* Exercise description: Count lines holding the word "payments". Only the number is wanted.

(Items from a dataset)

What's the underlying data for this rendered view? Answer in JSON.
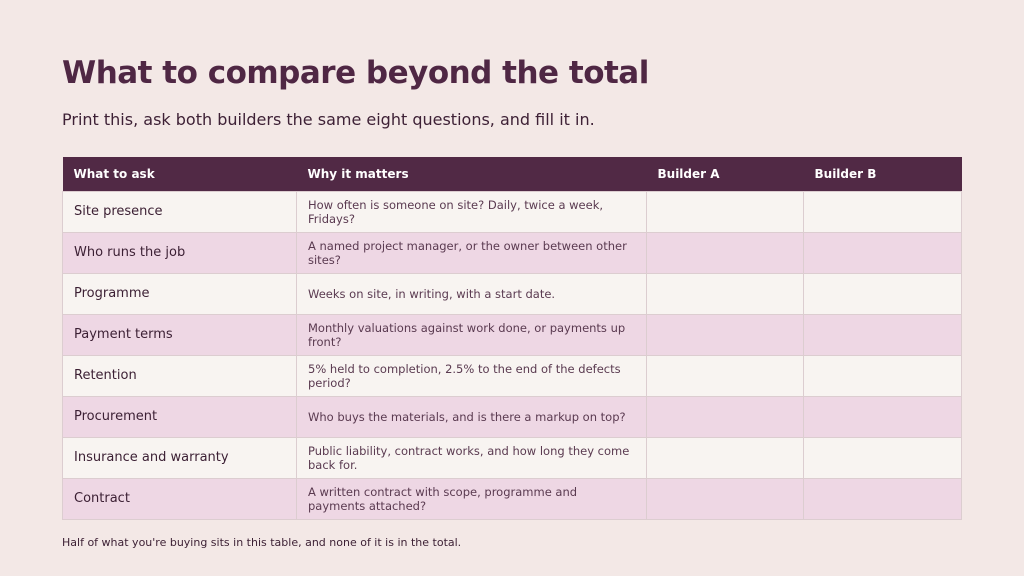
{
  "title": "What to compare beyond the total",
  "subtitle": "Print this, ask both builders the same eight questions, and fill it in.",
  "table": {
    "headers": [
      "What to ask",
      "Why it matters",
      "Builder A",
      "Builder B"
    ],
    "rows": [
      {
        "ask": "Site presence",
        "why": "How often is someone on site? Daily, twice a week, Fridays?",
        "builder_a": "",
        "builder_b": ""
      },
      {
        "ask": "Who runs the job",
        "why": "A named project manager, or the owner between other sites?",
        "builder_a": "",
        "builder_b": ""
      },
      {
        "ask": "Programme",
        "why": "Weeks on site, in writing, with a start date.",
        "builder_a": "",
        "builder_b": ""
      },
      {
        "ask": "Payment terms",
        "why": "Monthly valuations against work done, or payments up front?",
        "builder_a": "",
        "builder_b": ""
      },
      {
        "ask": "Retention",
        "why": "5% held to completion, 2.5% to the end of the defects period?",
        "builder_a": "",
        "builder_b": ""
      },
      {
        "ask": "Procurement",
        "why": "Who buys the materials, and is there a markup on top?",
        "builder_a": "",
        "builder_b": ""
      },
      {
        "ask": "Insurance and warranty",
        "why": "Public liability, contract works, and how long they come back for.",
        "builder_a": "",
        "builder_b": ""
      },
      {
        "ask": "Contract",
        "why": "A written contract with scope, programme and payments attached?",
        "builder_a": "",
        "builder_b": ""
      }
    ]
  },
  "footnote": "Half of what you're buying sits in this table, and none of it is in the total.",
  "colors": {
    "background": "#f3e8e6",
    "header": "#512945",
    "row_light": "#f8f4f1",
    "row_pink": "#eed7e4",
    "title": "#4f2744"
  }
}
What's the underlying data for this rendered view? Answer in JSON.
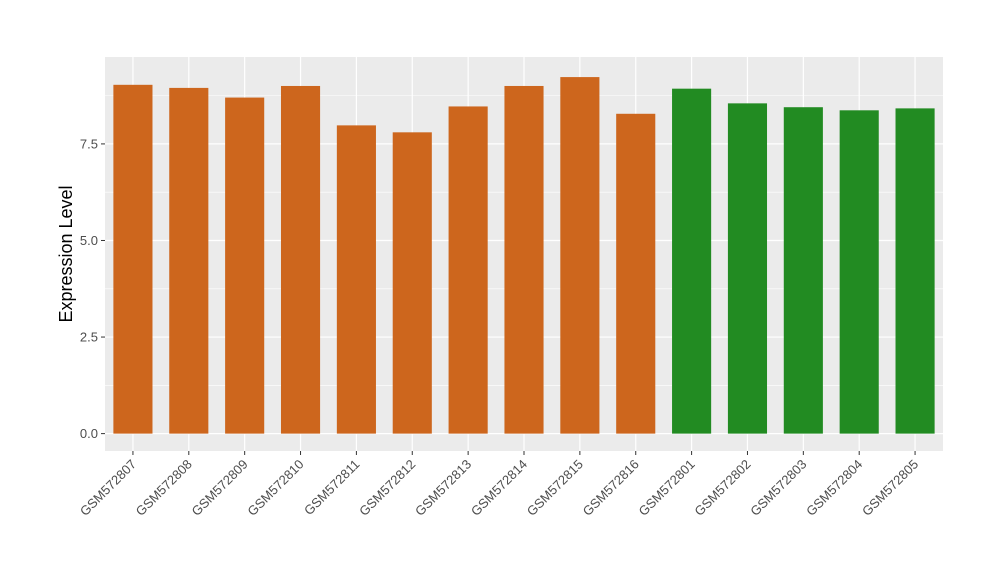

* Answer to this problem: 2